[Goal of the exercise]:
Examine each line of the data. Copy those that contain the string "will".

[Extracted material]:
* * *
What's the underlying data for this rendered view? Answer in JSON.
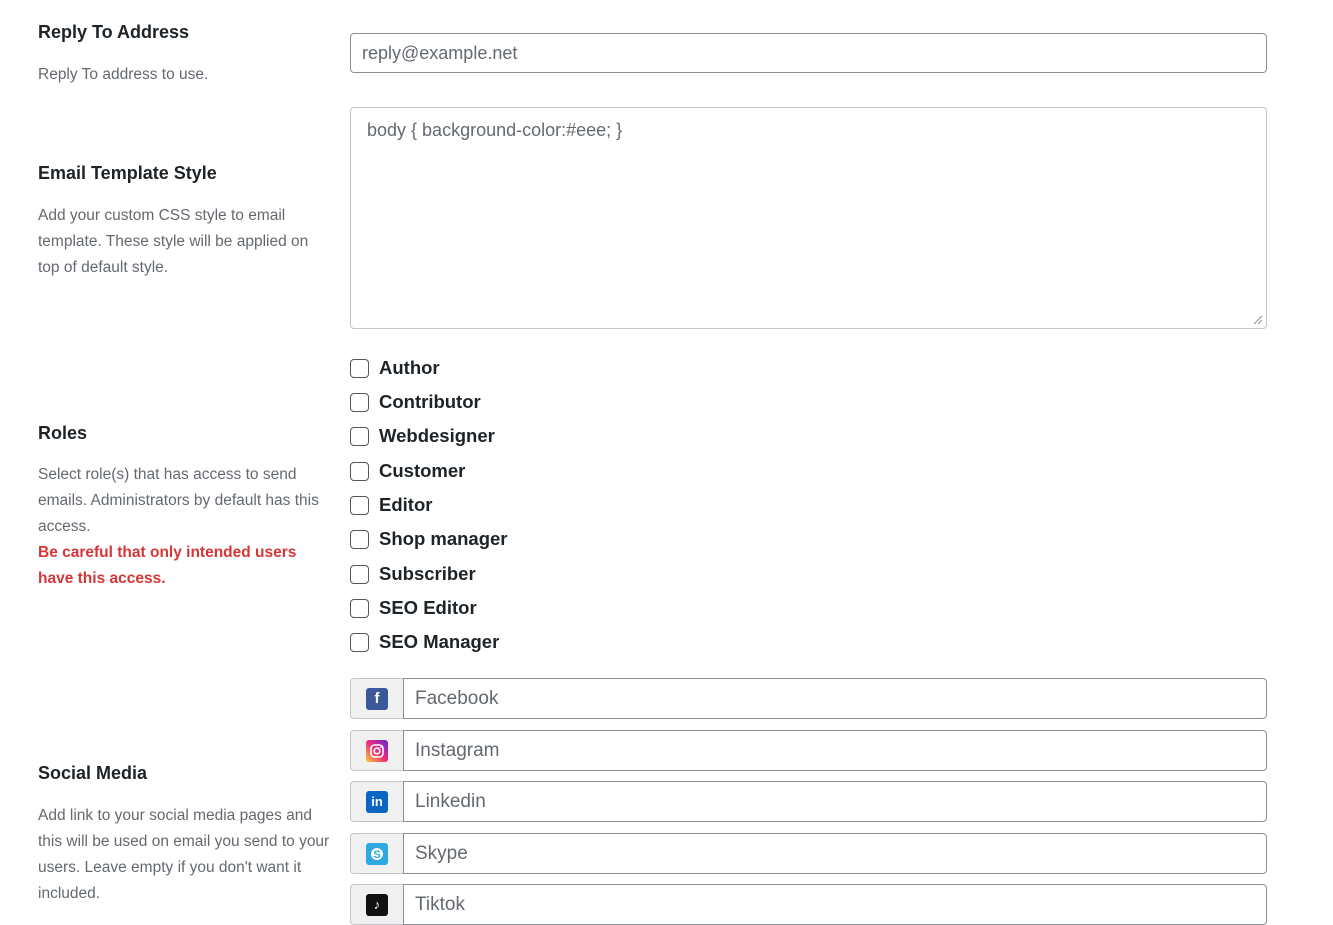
{
  "reply_to": {
    "title": "Reply To Address",
    "description": "Reply To address to use.",
    "placeholder": "reply@example.net"
  },
  "email_style": {
    "title": "Email Template Style",
    "description": "Add your custom CSS style to email template. These style will be applied on top of default style.",
    "placeholder": "body { background-color:#eee; }"
  },
  "roles": {
    "title": "Roles",
    "description": "Select role(s) that has access to send emails. Administrators by default has this access.",
    "warning": "Be careful that only intended users have this access.",
    "items": [
      {
        "label": "Author",
        "checked": false
      },
      {
        "label": "Contributor",
        "checked": false
      },
      {
        "label": "Webdesigner",
        "checked": false
      },
      {
        "label": "Customer",
        "checked": false
      },
      {
        "label": "Editor",
        "checked": false
      },
      {
        "label": "Shop manager",
        "checked": false
      },
      {
        "label": "Subscriber",
        "checked": false
      },
      {
        "label": "SEO Editor",
        "checked": false
      },
      {
        "label": "SEO Manager",
        "checked": false
      }
    ]
  },
  "social": {
    "title": "Social Media",
    "description": "Add link to your social media pages and this will be used on email you send to your users. Leave empty if you don't want it included.",
    "items": [
      {
        "icon": "facebook-icon",
        "placeholder": "Facebook",
        "color": "#3b5998"
      },
      {
        "icon": "instagram-icon",
        "placeholder": "Instagram",
        "color": "#e1306c"
      },
      {
        "icon": "linkedin-icon",
        "placeholder": "Linkedin",
        "color": "#0a66c2"
      },
      {
        "icon": "skype-icon",
        "placeholder": "Skype",
        "color": "#2fa7e0"
      },
      {
        "icon": "tiktok-icon",
        "placeholder": "Tiktok",
        "color": "#111111"
      }
    ]
  }
}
* * *
[Result of the task]:
    "description": "Add your custom CSS style to email template. These style will be applied on top of default style.",
    "description": "Add link to your social media pages and this will be used on email you send to your users. Leave empty if you don't want it included.",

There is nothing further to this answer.